**사용할 기록:**
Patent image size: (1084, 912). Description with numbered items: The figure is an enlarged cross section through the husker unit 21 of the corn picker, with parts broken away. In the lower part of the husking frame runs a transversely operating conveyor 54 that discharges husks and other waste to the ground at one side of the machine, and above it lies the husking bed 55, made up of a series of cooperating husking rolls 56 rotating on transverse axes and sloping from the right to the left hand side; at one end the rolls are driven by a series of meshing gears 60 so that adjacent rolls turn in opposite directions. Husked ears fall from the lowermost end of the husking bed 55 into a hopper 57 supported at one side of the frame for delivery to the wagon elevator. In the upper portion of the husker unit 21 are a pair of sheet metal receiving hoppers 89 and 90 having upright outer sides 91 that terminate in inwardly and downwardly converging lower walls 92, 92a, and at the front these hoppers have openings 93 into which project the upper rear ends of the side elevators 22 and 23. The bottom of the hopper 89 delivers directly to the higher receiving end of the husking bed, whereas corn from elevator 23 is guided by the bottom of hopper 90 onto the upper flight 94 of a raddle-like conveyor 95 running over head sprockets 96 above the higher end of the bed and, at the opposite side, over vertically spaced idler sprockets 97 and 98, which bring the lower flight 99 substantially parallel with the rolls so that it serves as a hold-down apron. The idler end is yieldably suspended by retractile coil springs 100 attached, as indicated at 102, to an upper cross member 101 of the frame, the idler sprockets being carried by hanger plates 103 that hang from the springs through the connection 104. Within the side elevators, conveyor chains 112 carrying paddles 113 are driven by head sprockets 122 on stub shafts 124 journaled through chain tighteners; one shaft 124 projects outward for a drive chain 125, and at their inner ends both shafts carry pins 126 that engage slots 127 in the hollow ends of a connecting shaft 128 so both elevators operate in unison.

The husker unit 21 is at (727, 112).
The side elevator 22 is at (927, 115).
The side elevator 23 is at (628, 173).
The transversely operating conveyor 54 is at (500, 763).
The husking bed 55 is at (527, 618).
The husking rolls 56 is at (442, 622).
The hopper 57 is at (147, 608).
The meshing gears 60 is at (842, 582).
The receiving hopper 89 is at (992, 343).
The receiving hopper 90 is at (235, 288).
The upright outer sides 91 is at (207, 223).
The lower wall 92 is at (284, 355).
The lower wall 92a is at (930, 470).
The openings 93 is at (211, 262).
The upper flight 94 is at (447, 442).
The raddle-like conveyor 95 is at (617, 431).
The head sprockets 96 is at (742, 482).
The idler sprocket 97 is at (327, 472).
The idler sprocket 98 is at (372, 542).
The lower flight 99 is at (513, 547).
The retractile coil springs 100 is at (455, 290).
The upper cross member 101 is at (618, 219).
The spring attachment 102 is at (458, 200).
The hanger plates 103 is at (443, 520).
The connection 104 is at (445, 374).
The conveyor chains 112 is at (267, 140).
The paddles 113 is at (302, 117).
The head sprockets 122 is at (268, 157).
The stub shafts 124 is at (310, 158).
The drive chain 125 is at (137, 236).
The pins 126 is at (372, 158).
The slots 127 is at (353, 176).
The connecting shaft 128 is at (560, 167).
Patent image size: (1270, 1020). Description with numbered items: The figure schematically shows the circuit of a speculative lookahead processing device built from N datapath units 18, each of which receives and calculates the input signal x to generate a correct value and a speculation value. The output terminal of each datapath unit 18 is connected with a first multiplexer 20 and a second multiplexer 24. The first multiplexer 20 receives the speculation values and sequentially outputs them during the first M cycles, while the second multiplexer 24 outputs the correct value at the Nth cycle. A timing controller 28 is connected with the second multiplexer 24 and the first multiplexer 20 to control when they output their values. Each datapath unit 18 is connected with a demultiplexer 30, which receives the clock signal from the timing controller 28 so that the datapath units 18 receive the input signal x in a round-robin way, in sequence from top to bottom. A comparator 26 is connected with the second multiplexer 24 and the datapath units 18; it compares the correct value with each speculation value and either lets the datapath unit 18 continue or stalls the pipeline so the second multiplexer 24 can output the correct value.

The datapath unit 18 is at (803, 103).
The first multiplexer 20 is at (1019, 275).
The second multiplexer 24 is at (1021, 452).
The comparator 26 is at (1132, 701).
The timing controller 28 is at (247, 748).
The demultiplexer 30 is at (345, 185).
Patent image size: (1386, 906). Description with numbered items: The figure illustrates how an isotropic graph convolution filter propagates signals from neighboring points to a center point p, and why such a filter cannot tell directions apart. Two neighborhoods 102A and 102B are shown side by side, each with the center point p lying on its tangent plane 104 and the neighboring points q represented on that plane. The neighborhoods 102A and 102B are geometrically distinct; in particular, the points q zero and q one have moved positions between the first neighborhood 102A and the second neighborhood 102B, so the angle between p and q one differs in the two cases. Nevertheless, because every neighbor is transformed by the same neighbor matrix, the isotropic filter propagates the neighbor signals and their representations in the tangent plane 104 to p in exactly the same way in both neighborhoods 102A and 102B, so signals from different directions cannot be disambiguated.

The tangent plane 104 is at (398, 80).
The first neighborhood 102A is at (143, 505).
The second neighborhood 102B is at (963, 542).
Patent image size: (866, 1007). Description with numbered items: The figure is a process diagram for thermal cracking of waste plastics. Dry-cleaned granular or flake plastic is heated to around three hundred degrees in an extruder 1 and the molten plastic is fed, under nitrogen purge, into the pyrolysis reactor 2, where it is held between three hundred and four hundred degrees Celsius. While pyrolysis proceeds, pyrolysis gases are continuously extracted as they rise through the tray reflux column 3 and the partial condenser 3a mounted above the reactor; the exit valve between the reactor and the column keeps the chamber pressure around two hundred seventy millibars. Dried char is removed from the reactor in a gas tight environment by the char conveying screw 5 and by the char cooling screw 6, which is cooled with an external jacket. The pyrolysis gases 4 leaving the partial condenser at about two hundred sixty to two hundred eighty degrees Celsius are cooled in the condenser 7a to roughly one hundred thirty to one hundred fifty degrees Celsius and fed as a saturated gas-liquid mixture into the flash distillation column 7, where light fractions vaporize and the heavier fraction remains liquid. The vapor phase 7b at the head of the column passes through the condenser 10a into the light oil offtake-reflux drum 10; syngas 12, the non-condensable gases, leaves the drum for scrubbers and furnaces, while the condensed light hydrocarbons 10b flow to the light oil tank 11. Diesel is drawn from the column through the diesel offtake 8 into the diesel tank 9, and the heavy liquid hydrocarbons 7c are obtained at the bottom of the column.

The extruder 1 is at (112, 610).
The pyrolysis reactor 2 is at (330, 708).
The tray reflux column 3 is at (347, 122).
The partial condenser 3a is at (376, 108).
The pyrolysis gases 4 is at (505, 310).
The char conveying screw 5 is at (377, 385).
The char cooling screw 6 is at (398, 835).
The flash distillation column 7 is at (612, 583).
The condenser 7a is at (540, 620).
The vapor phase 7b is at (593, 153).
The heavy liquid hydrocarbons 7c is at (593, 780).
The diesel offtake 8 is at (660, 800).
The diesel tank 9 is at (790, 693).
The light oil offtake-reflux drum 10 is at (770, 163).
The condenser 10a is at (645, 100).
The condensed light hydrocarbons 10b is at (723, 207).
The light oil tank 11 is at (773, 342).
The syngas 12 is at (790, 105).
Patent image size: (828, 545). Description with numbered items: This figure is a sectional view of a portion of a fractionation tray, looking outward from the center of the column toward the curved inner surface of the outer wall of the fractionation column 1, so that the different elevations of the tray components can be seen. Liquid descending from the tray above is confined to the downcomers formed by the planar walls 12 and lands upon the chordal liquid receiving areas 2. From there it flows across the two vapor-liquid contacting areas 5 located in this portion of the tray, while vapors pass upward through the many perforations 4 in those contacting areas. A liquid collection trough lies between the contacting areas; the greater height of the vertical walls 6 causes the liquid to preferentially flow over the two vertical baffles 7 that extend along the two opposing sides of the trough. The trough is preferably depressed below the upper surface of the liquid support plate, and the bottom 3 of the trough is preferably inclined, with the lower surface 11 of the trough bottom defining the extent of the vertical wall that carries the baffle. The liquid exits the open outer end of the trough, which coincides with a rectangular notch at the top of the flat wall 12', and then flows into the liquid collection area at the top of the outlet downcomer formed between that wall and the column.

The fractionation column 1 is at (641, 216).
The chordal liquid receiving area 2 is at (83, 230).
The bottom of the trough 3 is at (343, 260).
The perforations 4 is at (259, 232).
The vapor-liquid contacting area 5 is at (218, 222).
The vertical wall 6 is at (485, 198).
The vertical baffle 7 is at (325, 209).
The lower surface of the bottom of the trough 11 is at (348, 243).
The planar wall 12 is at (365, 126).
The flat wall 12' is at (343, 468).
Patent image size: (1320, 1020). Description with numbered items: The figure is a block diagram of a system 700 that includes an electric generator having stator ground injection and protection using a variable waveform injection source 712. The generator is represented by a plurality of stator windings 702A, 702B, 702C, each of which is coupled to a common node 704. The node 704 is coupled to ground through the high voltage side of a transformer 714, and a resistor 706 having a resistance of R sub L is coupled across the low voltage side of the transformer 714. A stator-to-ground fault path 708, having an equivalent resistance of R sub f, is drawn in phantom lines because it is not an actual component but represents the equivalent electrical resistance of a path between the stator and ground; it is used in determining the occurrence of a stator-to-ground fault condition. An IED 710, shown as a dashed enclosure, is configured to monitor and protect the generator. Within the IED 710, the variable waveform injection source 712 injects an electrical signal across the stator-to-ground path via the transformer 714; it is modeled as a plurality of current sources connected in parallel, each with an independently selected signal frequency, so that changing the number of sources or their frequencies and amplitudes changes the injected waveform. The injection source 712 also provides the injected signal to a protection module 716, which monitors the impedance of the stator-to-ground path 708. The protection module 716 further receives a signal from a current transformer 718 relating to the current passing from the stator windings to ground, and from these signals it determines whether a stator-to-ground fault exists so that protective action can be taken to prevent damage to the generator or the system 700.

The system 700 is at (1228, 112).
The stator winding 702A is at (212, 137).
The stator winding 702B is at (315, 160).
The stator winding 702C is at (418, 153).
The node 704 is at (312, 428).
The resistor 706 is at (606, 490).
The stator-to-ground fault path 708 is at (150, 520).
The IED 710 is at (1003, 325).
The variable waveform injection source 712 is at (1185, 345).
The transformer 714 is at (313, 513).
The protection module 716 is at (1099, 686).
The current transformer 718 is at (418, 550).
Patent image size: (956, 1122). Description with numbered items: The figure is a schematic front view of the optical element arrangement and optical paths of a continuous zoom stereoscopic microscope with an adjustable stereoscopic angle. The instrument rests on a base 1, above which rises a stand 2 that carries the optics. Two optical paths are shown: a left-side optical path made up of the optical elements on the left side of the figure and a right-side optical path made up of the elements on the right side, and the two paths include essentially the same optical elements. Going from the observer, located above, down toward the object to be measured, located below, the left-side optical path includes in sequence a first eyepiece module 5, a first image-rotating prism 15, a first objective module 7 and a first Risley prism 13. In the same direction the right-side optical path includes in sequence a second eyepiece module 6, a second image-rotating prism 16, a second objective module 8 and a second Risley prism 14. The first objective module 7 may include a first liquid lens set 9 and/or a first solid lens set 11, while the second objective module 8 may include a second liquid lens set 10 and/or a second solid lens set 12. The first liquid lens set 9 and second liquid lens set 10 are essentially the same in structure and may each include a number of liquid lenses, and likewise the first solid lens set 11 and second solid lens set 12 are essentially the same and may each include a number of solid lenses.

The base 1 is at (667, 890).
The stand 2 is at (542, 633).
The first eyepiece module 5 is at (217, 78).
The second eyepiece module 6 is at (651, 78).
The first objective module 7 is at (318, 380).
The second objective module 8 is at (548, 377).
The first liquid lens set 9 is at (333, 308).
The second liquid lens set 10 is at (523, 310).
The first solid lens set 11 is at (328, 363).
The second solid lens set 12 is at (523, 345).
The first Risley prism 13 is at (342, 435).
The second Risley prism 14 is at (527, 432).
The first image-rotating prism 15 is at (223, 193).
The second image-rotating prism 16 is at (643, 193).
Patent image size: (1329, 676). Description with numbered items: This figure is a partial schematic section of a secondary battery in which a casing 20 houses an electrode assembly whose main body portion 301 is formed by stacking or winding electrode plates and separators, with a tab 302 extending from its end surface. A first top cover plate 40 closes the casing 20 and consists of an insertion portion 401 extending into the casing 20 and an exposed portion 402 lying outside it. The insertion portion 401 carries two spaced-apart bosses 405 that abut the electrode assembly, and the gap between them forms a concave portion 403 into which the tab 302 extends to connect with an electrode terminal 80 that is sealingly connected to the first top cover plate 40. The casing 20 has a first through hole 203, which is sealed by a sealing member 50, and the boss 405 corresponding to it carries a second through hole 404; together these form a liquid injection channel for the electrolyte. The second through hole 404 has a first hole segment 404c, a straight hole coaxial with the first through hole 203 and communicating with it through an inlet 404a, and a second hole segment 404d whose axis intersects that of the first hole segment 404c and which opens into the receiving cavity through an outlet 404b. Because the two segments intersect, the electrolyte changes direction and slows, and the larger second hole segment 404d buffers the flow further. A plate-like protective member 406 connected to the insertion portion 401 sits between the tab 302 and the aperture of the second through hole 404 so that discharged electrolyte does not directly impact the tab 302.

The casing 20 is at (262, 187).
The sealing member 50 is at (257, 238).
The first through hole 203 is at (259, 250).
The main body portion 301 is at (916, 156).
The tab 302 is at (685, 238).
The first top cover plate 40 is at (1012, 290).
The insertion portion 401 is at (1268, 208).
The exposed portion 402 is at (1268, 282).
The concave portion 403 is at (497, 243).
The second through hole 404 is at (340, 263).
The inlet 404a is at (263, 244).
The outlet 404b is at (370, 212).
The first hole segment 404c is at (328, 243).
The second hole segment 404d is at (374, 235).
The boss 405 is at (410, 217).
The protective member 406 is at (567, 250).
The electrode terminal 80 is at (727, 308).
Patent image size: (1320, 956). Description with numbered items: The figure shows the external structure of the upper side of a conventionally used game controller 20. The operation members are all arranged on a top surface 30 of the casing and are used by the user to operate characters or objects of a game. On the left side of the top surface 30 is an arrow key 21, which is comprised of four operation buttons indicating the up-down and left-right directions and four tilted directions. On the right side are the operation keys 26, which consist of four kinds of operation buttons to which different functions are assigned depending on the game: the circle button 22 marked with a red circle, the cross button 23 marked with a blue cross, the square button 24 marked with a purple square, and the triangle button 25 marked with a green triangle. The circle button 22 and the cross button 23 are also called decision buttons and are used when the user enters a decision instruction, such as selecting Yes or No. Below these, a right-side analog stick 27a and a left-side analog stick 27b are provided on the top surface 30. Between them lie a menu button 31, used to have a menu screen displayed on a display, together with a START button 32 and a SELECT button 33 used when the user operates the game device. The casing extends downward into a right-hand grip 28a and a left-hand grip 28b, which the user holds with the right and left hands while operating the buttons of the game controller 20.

**요청 사항:** 위 기록에서 "fractionation"라는 단어가 들어 있는 줄을 하나도 빠짐없이 찾아 원문 그대로 돌려주세요.

**풀이 예시:**
Patent image size: (828, 545). Description with numbered items: This figure is a sectional view of a portion of a fractionation tray, looking outward from the center of the column toward the curved inner surface of the outer wall of the fractionation column 1, so that the different elevations of the tray components can be seen. Liquid descending from the tray above is confined to the downcomers formed by the planar walls 12 and lands upon the chordal liquid receiving areas 2. From there it flows across the two vapor-liquid contacting areas 5 located in this portion of the tray, while vapors pass upward through the many perforations 4 in those contacting areas. A liquid collection trough lies between the contacting areas; the greater height of the vertical walls 6 causes the liquid to preferentially flow over the two vertical baffles 7 that extend along the two opposing sides of the trough. The trough is preferably depressed below the upper surface of the liquid support plate, and the bottom 3 of the trough is preferably inclined, with the lower surface 11 of the trough bottom defining the extent of the vertical wall that carries the baffle. The liquid exits the open outer end of the trough, which coincides with a rectangular notch at the top of the flat wall 12', and then flows into the liquid collection area at the top of the outlet downcomer formed between that wall and the column.
The fractionation column 1 is at (641, 216).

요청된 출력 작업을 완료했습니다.